### Input for this task
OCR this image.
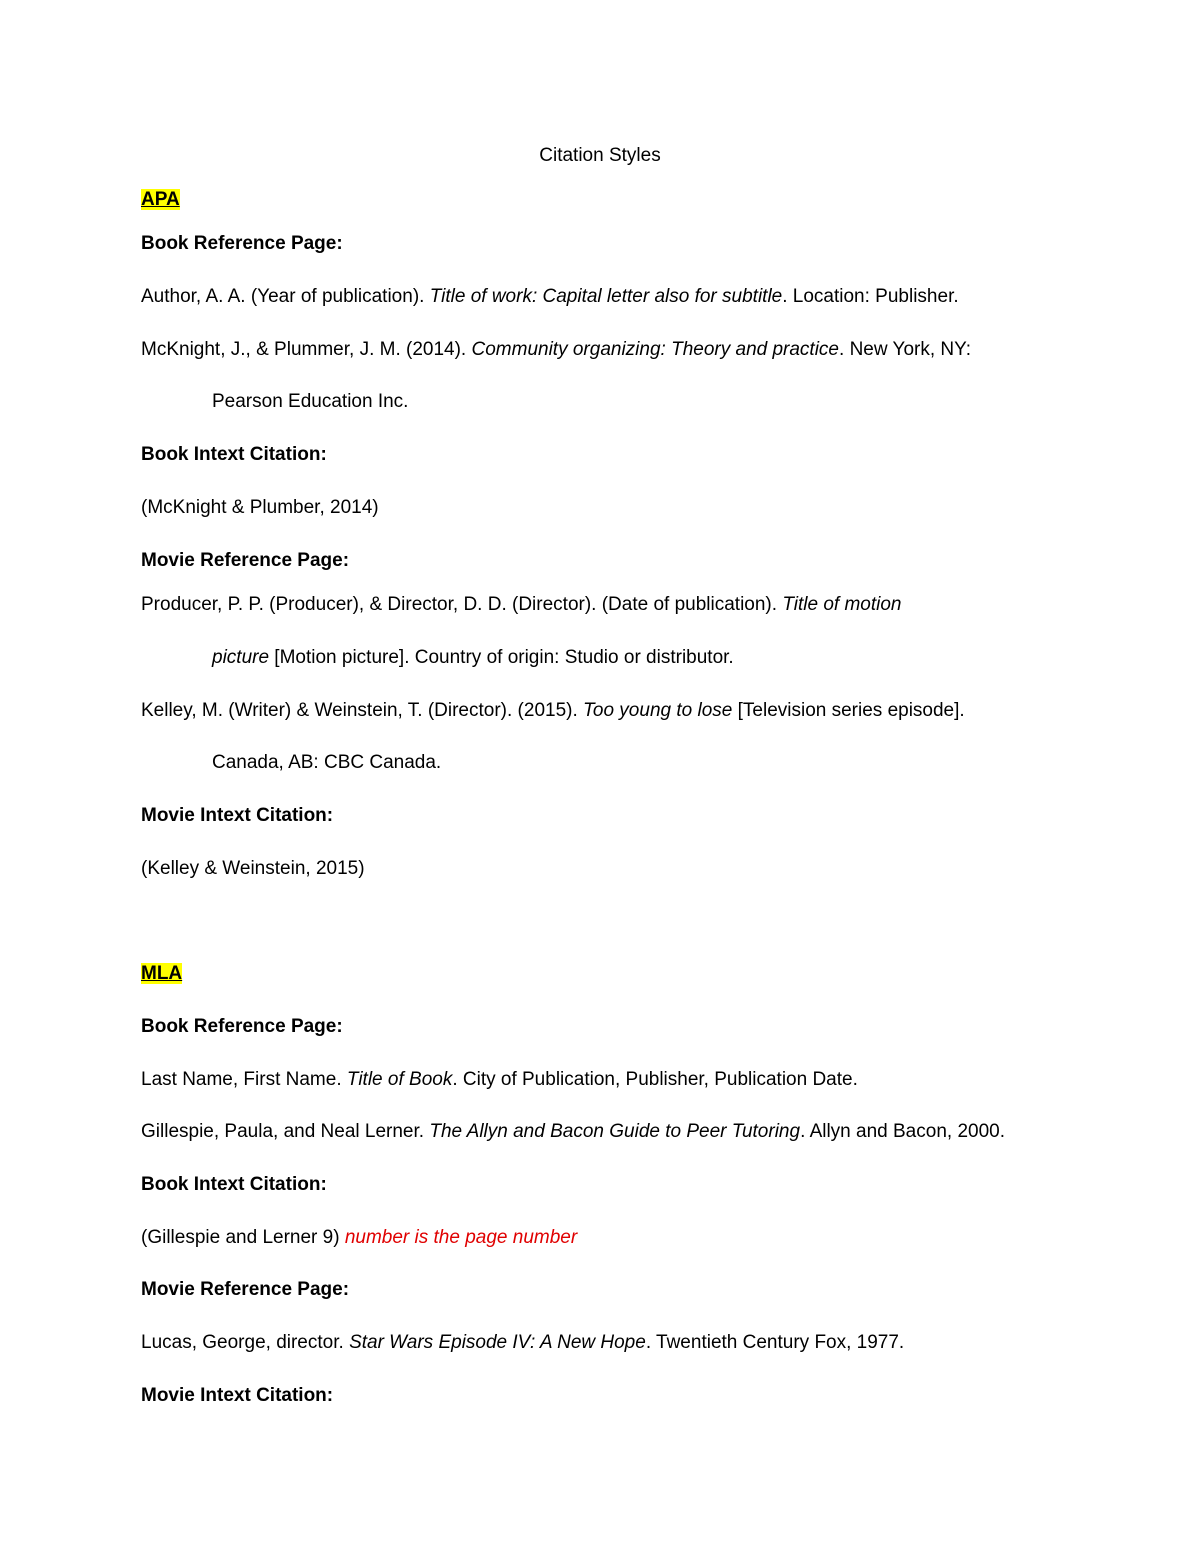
Citation Styles
APA
Book Reference Page:
Author, A. A. (Year of publication). Title of work: Capital letter also for subtitle. Location: Publisher.
McKnight, J., & Plummer, J. M. (2014). Community organizing: Theory and practice. New York, NY:
Pearson Education Inc.
Book Intext Citation:
(McKnight & Plumber, 2014)
Movie Reference Page:
Producer, P. P. (Producer), & Director, D. D. (Director). (Date of publication). Title of motion
picture [Motion picture]. Country of origin: Studio or distributor.
Kelley, M. (Writer) & Weinstein, T. (Director). (2015). Too young to lose [Television series episode].
Canada, AB: CBC Canada.
Movie Intext Citation:
(Kelley & Weinstein, 2015)
MLA
Book Reference Page:
Last Name, First Name. Title of Book. City of Publication, Publisher, Publication Date.
Gillespie, Paula, and Neal Lerner. The Allyn and Bacon Guide to Peer Tutoring. Allyn and Bacon, 2000.
Book Intext Citation:
(Gillespie and Lerner 9) number is the page number
Movie Reference Page:
Lucas, George, director. Star Wars Episode IV: A New Hope. Twentieth Century Fox, 1977.
Movie Intext Citation:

### Written exercise
The records above are to be restated exactly, without their pictures.

### Finished task
OCR this image.
Citation Styles
APA
Book Reference Page:
Author, A. A. (Year of publication). Title of work: Capital letter also for subtitle. Location: Publisher.
McKnight, J., & Plummer, J. M. (2014). Community organizing: Theory and practice. New York, NY:
Pearson Education Inc.
Book Intext Citation:
(McKnight & Plumber, 2014)
Movie Reference Page:
Producer, P. P. (Producer), & Director, D. D. (Director). (Date of publication). Title of motion
picture [Motion picture]. Country of origin: Studio or distributor.
Kelley, M. (Writer) & Weinstein, T. (Director). (2015). Too young to lose [Television series episode].
Canada, AB: CBC Canada.
Movie Intext Citation:
(Kelley & Weinstein, 2015)
MLA
Book Reference Page:
Last Name, First Name. Title of Book. City of Publication, Publisher, Publication Date.
Gillespie, Paula, and Neal Lerner. The Allyn and Bacon Guide to Peer Tutoring. Allyn and Bacon, 2000.
Book Intext Citation:
(Gillespie and Lerner 9) number is the page number
Movie Reference Page:
Lucas, George, director. Star Wars Episode IV: A New Hope. Twentieth Century Fox, 1977.
Movie Intext Citation:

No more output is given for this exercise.